**PROBLEM DETAILS:** Below are the records; copy each line in them that holds the word "someone".

━━━━━━━━━━━━━━━━━━━━━━━━━━━━━━

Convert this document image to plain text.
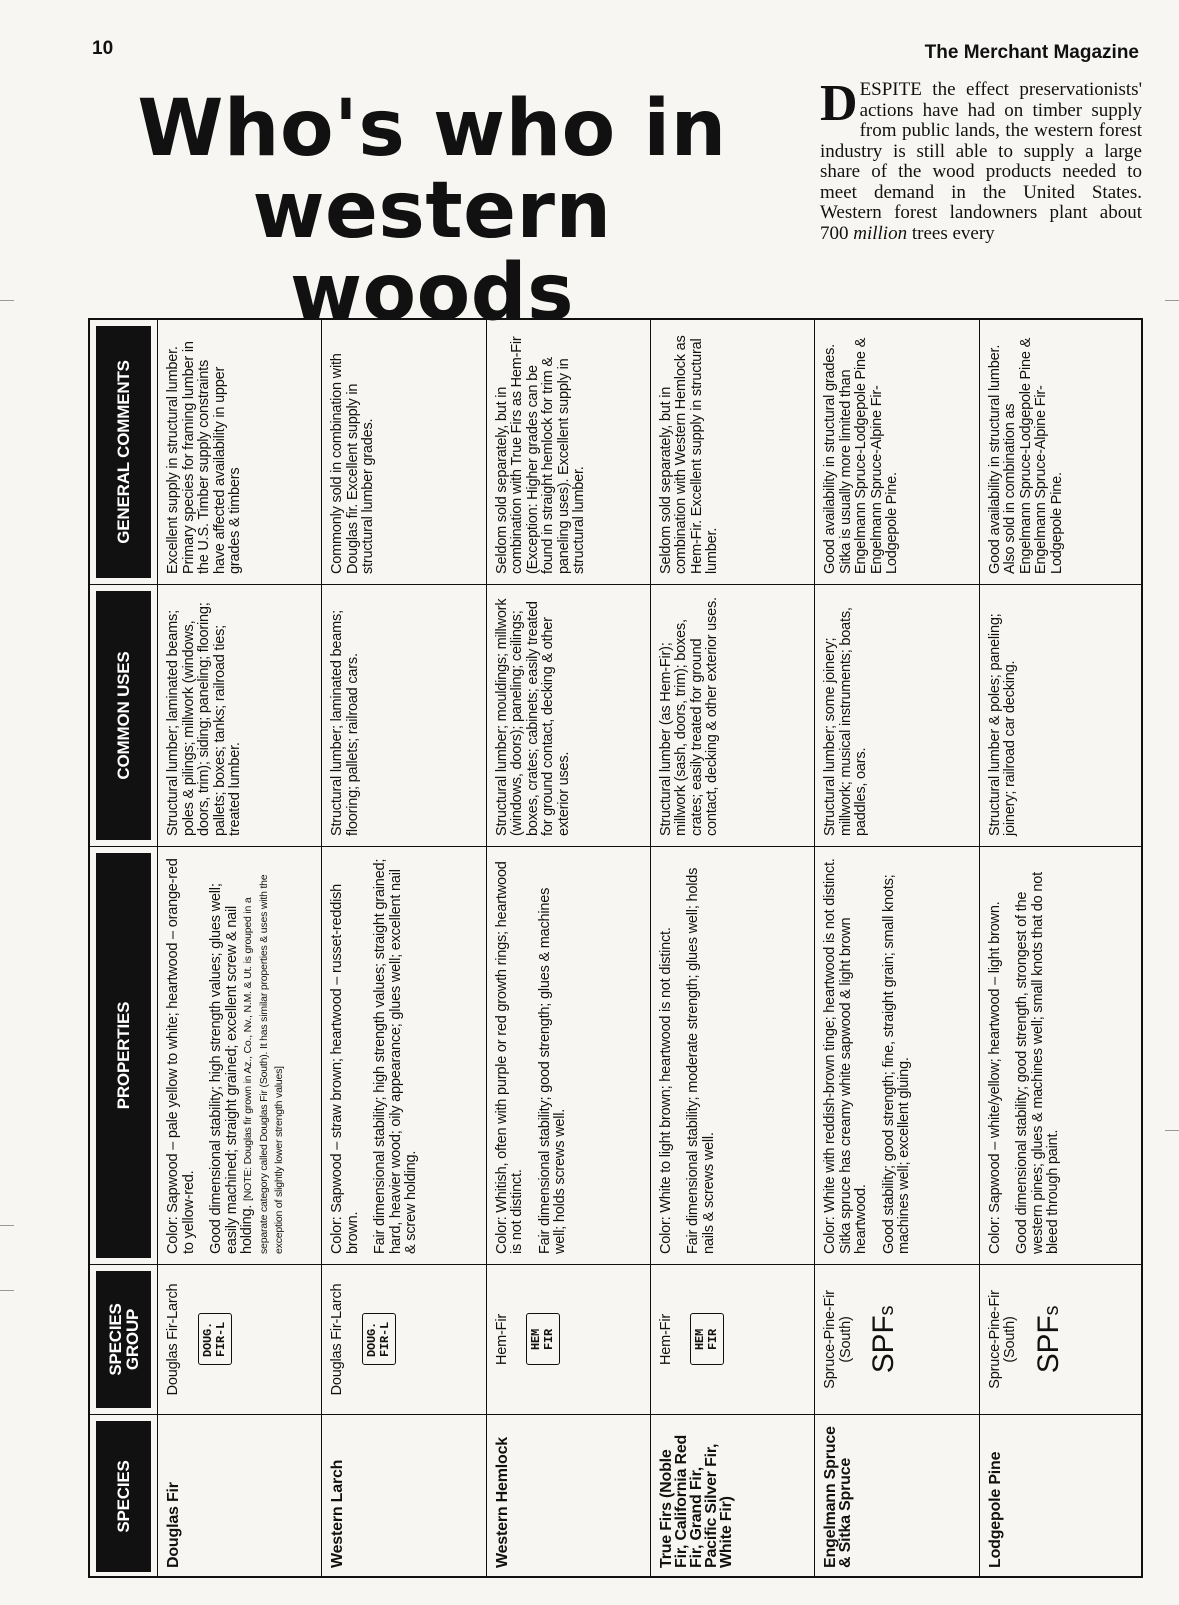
10	The Merchant Magazine
Who's who in
western woods
DESPITE the effect preservationists' actions have had on timber supply from public lands, the western forest industry is still able to supply a large share of the wood products needed to meet demand in the United States. Western forest landowners plant about 700 million trees every
SPECIES
SPECIES GROUP
PROPERTIES
COMMON USES
GENERAL COMMENTS
Douglas Fir
Douglas Fir-Larch DOUG. FIR-L

Color: Sapwood – pale yellow to white; heartwood – orange-red to yellow-red. Good dimensional stability; high strength values; glues well; easily machined; straight grained; excellent screw & nail holding. [NOTE: Douglas fir grown in Az., Co., Nv., N.M. & Ut. is grouped in a separate category called Douglas Fir (South). It has similar properties & uses with the exception of slightly lower strength values]

Structural lumber; laminated beams; poles & pilings; millwork (windows, doors, trim); siding; paneling; flooring; pallets; boxes; tanks; railroad ties; treated lumber.
Excellent supply in structural lumber. Primary species for framing lumber in the U.S. Timber supply constraints have affected availability in upper grades & timbers
Western Larch
Douglas Fir-Larch DOUG. FIR-L

Color: Sapwood – straw brown; heartwood – russet-reddish brown. Fair dimensional stability; high strength values; straight grained; hard, heavier wood; oily appearance; glues well; excellent nail & screw holding.

Structural lumber; laminated beams; flooring; pallets; railroad cars.
Commonly sold in combination with Douglas fir. Excellent supply in structural lumber grades.
Western Hemlock
Hem-Fir HEM FIR

Color: Whitish, often with purple or red growth rings; heartwood is not distinct. Fair dimensional stability; good strength; glues & machines well; holds screws well.

Structural lumber; mouldings; millwork (windows, doors); paneling; ceilings; boxes, crates; cabinets; easily treated for ground contact, decking & other exterior uses.
Seldom sold separately, but in combination with True Firs as Hem-Fir (Exception: Higher grades can be found in straight hemlock for trim & paneling uses). Excellent supply in structural lumber.
True Firs (Noble Fir, California Red Fir, Grand Fir, Pacific Silver Fir, White Fir)
Hem-Fir HEM FIR

Color: White to light brown; heartwood is not distinct. Fair dimensional stability; moderate strength; glues well; holds nails & screws well.

Structural lumber (as Hem-Fir); millwork (sash, doors, trim); boxes, crates; easily treated for ground contact, decking & other exterior uses.
Seldom sold separately, but in combination with Western Hemlock as Hem-Fir. Excellent supply in structural lumber.
Engelmann Spruce & Sitka Spruce
Spruce-Pine-Fir (South) SPFs

Color: White with reddish-brown tinge; heartwood is not distinct. Sitka spruce has creamy white sapwood & light brown heartwood. Good stability; good strength; fine, straight grain; small knots; machines well; excellent gluing.

Structural lumber; some joinery; millwork; musical instruments; boats, paddles, oars.
Good availability in structural grades. Sitka is usually more limited than Engelmann Spruce-Lodgepole Pine & Engelmann Spruce-Alpine Fir-Lodgepole Pine.
Lodgepole Pine
Spruce-Pine-Fir (South) SPFs

Color: Sapwood – white/yellow; heartwood – light brown. Good dimensional stability; good strength, strongest of the western pines; glues & machines well; small knots that do not bleed through paint.

Structural lumber & poles; paneling; joinery; railroad car decking.
Good availability in structural lumber. Also sold in combination as Engelmann Spruce-Lodgepole Pine & Engelmann Spruce-Alpine Fir-Lodgepole Pine.
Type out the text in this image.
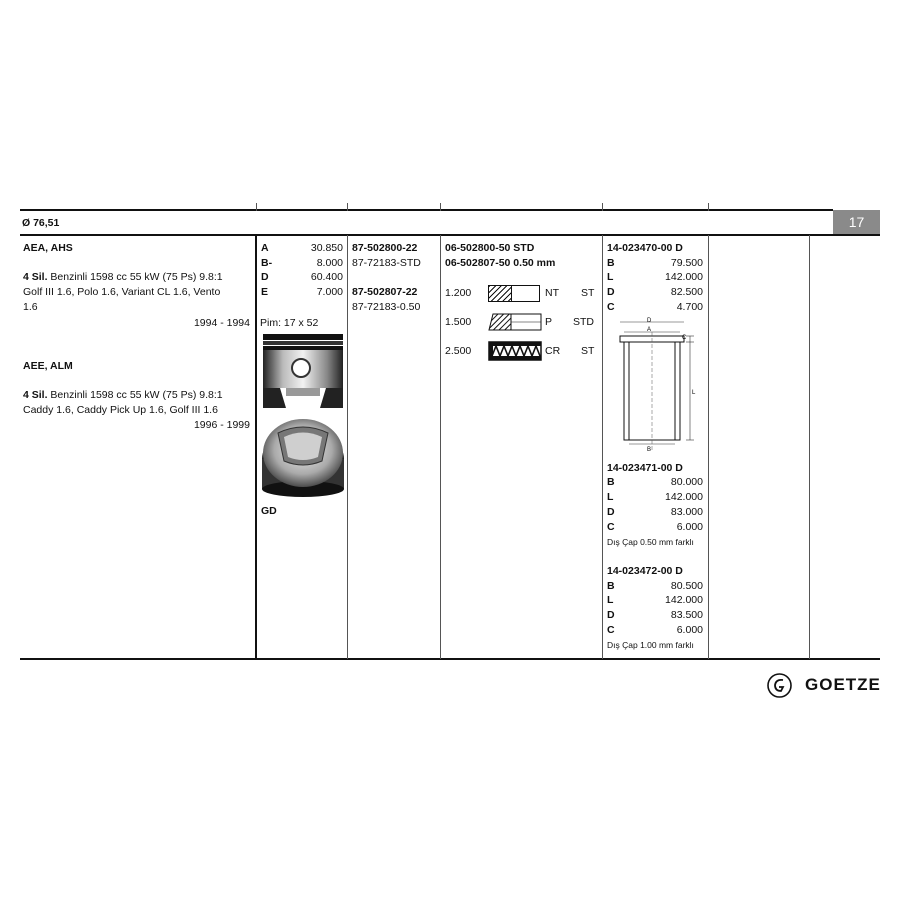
Ø 76,51	17
AEA, AHS
4 Sil. Benzinli 1598 cc 55 kW (75 Ps) 9.8:1
Golf III 1.6, Polo 1.6, Variant CL 1.6, Vento
1.6
1994 - 1994
AEE, ALM
4 Sil. Benzinli 1598 cc 55 kW (75 Ps) 9.8:1
Caddy 1.6, Caddy Pick Up 1.6, Golf III 1.6
1996 - 1999
A	30.850
B-	8.000
D	60.400
E	7.000
Pim: 17 x 52
GD
87-502800-22
87-72183-STD
87-502807-22
87-72183-0.50
06-502800-50 STD
06-502807-50 0.50 mm
1.200	NT ST
1.500	P STD
2.500	CR ST
14-023470-00 D
B	79.500
L	142.000
D	82.500
C	4.700
D
A
C
L
B
14-023471-00 D
B	80.000
L	142.000
D	83.000
C	6.000
Dış Çap 0.50 mm farklı
14-023472-00 D
B	80.500
L	142.000
D	83.500
C	6.000
Dış Çap 1.00 mm farklı
GOETZE
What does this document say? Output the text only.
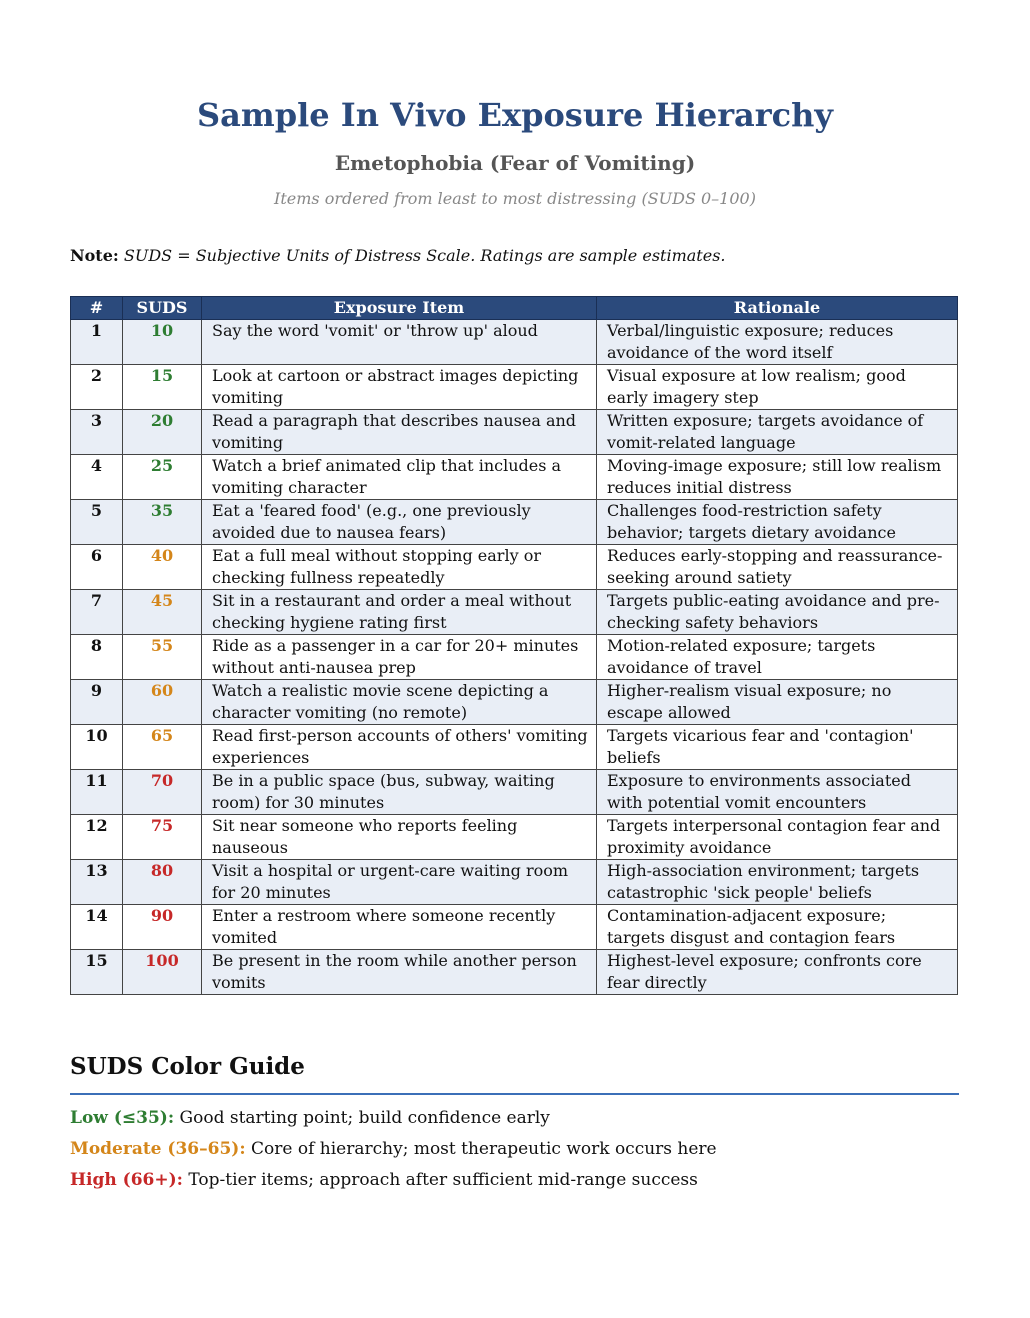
Sample In Vivo Exposure Hierarchy
Emetophobia (Fear of Vomiting)
Items ordered from least to most distressing (SUDS 0–100)
Note: SUDS = Subjective Units of Distress Scale. Ratings are sample estimates.
#	SUDS	Exposure Item	Rationale
1	10	Say the word 'vomit' or 'throw up' aloud	Verbal/linguistic exposure; reduces avoidance of the word itself
2	15	Look at cartoon or abstract images depicting vomiting	Visual exposure at low realism; good early imagery step
3	20	Read a paragraph that describes nausea and vomiting	Written exposure; targets avoidance of vomit-related language
4	25	Watch a brief animated clip that includes a vomiting character	Moving-image exposure; still low realism reduces initial distress
5	35	Eat a 'feared food' (e.g., one previously avoided due to nausea fears)	Challenges food-restriction safety behavior; targets dietary avoidance
6	40	Eat a full meal without stopping early or checking fullness repeatedly	Reduces early-stopping and reassurance-seeking around satiety
7	45	Sit in a restaurant and order a meal without checking hygiene rating first	Targets public-eating avoidance and pre-checking safety behaviors
8	55	Ride as a passenger in a car for 20+ minutes without anti-nausea prep	Motion-related exposure; targets avoidance of travel
9	60	Watch a realistic movie scene depicting a character vomiting (no remote)	Higher-realism visual exposure; no escape allowed
10	65	Read first-person accounts of others' vomiting experiences	Targets vicarious fear and 'contagion' beliefs
11	70	Be in a public space (bus, subway, waiting room) for 30 minutes	Exposure to environments associated with potential vomit encounters
12	75	Sit near someone who reports feeling nauseous	Targets interpersonal contagion fear and proximity avoidance
13	80	Visit a hospital or urgent-care waiting room for 20 minutes	High-association environment; targets catastrophic 'sick people' beliefs
14	90	Enter a restroom where someone recently vomited	Contamination-adjacent exposure; targets disgust and contagion fears
15	100	Be present in the room while another person vomits	Highest-level exposure; confronts core fear directly
SUDS Color Guide
Low (≤35): Good starting point; build confidence early
Moderate (36–65): Core of hierarchy; most therapeutic work occurs here
High (66+): Top-tier items; approach after sufficient mid-range success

━━━━━━━━━━━━━━━━━━━━━━━━━━━━━━

**TASK ANSWER:**
12	75	Sit near someone who reports feeling nauseous	Targets interpersonal contagion fear and proximity avoidance
14	90	Enter a restroom where someone recently vomited	Contamination-adjacent exposure; targets disgust and contagion fears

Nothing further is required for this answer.